_EXERCISE:_
Exactly and only the lines from the one containing "Read out every word on this page." through the close of the entries below are to be set down.

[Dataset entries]

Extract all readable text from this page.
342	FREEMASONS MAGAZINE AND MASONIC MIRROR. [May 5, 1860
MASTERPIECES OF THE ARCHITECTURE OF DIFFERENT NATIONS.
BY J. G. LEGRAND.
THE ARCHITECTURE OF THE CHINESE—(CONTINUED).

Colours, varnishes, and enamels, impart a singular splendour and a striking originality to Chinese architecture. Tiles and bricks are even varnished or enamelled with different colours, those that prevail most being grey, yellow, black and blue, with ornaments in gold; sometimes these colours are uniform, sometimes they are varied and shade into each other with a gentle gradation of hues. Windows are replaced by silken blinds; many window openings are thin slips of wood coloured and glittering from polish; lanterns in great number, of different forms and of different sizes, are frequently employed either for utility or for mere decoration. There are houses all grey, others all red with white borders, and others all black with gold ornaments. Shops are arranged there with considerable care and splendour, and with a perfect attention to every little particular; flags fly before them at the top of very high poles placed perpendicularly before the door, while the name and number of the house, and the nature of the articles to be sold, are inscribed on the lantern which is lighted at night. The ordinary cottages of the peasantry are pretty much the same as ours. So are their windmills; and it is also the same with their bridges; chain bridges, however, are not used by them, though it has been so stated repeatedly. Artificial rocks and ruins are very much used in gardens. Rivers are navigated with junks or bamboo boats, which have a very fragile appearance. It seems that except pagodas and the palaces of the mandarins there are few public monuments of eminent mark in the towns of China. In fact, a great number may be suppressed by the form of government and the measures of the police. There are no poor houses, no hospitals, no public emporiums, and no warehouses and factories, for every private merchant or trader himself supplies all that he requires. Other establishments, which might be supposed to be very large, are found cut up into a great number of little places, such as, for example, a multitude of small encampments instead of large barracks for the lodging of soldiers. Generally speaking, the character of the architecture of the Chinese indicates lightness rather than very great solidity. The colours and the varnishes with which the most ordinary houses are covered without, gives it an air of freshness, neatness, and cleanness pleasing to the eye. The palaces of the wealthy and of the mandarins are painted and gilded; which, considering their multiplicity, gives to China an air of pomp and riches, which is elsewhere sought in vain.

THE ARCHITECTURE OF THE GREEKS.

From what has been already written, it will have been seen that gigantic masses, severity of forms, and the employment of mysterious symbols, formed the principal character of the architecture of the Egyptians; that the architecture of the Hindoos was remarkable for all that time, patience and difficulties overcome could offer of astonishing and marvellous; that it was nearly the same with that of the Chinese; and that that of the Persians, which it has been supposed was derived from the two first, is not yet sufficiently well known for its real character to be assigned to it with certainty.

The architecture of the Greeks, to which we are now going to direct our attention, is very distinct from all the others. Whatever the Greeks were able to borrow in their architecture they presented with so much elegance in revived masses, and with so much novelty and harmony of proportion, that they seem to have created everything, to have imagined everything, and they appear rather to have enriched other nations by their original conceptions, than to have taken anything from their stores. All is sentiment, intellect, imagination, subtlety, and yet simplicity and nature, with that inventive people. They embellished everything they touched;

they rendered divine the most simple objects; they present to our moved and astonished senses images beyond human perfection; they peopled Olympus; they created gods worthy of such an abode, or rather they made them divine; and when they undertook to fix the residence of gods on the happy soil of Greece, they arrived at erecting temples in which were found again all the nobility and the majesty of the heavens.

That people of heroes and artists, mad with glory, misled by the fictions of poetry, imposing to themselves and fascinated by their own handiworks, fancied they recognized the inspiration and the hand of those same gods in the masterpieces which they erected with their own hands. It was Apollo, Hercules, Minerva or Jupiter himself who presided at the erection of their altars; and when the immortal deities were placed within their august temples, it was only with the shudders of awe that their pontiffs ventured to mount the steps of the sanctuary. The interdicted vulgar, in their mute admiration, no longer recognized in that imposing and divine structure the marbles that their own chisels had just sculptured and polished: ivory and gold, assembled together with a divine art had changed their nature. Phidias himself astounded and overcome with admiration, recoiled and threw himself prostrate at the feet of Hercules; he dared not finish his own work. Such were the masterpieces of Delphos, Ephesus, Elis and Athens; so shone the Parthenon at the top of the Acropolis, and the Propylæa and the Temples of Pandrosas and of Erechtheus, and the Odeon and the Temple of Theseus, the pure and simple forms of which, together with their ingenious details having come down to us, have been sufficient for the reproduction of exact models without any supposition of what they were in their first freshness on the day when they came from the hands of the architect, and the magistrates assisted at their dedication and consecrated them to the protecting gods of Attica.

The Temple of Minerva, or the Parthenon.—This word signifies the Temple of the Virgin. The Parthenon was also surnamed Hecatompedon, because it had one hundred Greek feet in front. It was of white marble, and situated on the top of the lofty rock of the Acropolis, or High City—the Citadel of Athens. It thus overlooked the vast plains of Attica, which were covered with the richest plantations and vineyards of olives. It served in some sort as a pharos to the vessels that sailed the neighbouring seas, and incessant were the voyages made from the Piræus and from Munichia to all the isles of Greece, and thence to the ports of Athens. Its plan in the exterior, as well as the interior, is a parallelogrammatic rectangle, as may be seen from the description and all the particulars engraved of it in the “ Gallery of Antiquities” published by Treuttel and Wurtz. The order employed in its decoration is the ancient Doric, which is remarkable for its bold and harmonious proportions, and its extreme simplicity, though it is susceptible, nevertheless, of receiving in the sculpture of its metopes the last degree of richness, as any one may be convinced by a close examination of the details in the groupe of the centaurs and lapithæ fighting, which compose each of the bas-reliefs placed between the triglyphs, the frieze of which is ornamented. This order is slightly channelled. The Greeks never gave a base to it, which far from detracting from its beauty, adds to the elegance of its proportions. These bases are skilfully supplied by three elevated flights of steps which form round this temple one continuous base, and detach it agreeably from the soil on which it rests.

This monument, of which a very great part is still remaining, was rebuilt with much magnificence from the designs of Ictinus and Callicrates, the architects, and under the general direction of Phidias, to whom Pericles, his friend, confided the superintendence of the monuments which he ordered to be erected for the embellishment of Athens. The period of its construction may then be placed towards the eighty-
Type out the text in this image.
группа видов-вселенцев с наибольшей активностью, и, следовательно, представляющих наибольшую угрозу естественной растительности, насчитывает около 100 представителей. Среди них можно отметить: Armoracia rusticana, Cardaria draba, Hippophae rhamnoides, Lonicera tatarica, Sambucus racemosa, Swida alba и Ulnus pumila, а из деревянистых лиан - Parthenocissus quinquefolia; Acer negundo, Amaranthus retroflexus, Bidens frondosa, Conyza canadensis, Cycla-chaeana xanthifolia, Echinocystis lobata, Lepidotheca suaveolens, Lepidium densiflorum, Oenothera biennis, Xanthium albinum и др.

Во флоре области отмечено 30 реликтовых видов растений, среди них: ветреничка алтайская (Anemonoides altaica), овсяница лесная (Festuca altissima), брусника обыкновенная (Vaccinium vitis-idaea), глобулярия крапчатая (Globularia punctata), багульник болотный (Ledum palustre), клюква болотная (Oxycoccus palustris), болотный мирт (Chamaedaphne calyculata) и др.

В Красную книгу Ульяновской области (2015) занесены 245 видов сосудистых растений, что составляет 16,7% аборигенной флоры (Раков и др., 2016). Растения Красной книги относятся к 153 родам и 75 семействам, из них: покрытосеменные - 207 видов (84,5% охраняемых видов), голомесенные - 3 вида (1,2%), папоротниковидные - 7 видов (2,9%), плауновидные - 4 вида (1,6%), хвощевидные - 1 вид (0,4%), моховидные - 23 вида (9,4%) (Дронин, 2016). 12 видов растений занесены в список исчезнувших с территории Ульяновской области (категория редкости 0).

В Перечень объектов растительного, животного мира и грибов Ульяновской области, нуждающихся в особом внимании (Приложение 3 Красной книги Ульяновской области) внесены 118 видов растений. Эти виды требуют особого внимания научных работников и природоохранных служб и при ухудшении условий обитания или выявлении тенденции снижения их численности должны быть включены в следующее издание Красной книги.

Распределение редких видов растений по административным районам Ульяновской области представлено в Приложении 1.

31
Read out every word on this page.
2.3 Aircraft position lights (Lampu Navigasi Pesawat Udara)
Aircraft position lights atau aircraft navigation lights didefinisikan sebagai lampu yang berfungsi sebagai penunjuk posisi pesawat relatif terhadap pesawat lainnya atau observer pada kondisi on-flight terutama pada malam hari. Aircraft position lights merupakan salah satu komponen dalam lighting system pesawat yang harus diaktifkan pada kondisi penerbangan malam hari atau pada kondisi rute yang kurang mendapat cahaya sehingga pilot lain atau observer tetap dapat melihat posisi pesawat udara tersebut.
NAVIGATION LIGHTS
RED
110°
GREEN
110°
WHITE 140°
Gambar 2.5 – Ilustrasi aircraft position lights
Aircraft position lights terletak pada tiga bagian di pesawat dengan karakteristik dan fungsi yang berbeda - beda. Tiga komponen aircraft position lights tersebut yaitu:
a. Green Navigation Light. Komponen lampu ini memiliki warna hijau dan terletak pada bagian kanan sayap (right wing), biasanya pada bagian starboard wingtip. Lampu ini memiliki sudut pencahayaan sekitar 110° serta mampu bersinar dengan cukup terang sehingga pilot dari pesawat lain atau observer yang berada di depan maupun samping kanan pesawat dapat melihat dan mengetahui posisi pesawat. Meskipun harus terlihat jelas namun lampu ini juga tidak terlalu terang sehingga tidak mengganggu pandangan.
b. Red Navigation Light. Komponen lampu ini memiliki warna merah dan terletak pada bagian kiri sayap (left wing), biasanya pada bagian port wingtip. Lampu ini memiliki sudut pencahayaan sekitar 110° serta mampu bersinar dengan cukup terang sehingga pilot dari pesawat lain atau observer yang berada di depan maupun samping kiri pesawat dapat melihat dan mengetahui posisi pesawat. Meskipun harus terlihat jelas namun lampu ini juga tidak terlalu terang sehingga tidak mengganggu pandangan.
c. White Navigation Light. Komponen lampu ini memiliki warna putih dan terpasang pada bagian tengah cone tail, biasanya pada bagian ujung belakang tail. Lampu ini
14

_ANSWER BELOW:_
Read out every word on this page.
2.3 Aircraft position lights (Lampu Navigasi Pesawat Udara)
Aircraft position lights atau aircraft navigation lights didefinisikan sebagai lampu yang berfungsi sebagai penunjuk posisi pesawat relatif terhadap pesawat lainnya atau observer pada kondisi on-flight terutama pada malam hari. Aircraft position lights merupakan salah satu komponen dalam lighting system pesawat yang harus diaktifkan pada kondisi penerbangan malam hari atau pada kondisi rute yang kurang mendapat cahaya sehingga pilot lain atau observer tetap dapat melihat posisi pesawat udara tersebut.
NAVIGATION LIGHTS
RED
110°
GREEN
110°
WHITE 140°
Gambar 2.5 – Ilustrasi aircraft position lights
Aircraft position lights terletak pada tiga bagian di pesawat dengan karakteristik dan fungsi yang berbeda - beda. Tiga komponen aircraft position lights tersebut yaitu:
a. Green Navigation Light. Komponen lampu ini memiliki warna hijau dan terletak pada bagian kanan sayap (right wing), biasanya pada bagian starboard wingtip. Lampu ini memiliki sudut pencahayaan sekitar 110° serta mampu bersinar dengan cukup terang sehingga pilot dari pesawat lain atau observer yang berada di depan maupun samping kanan pesawat dapat melihat dan mengetahui posisi pesawat. Meskipun harus terlihat jelas namun lampu ini juga tidak terlalu terang sehingga tidak mengganggu pandangan.
b. Red Navigation Light. Komponen lampu ini memiliki warna merah dan terletak pada bagian kiri sayap (left wing), biasanya pada bagian port wingtip. Lampu ini memiliki sudut pencahayaan sekitar 110° serta mampu bersinar dengan cukup terang sehingga pilot dari pesawat lain atau observer yang berada di depan maupun samping kiri pesawat dapat melihat dan mengetahui posisi pesawat. Meskipun harus terlihat jelas namun lampu ini juga tidak terlalu terang sehingga tidak mengganggu pandangan.
c. White Navigation Light. Komponen lampu ini memiliki warna putih dan terpasang pada bagian tengah cone tail, biasanya pada bagian ujung belakang tail. Lampu ini
14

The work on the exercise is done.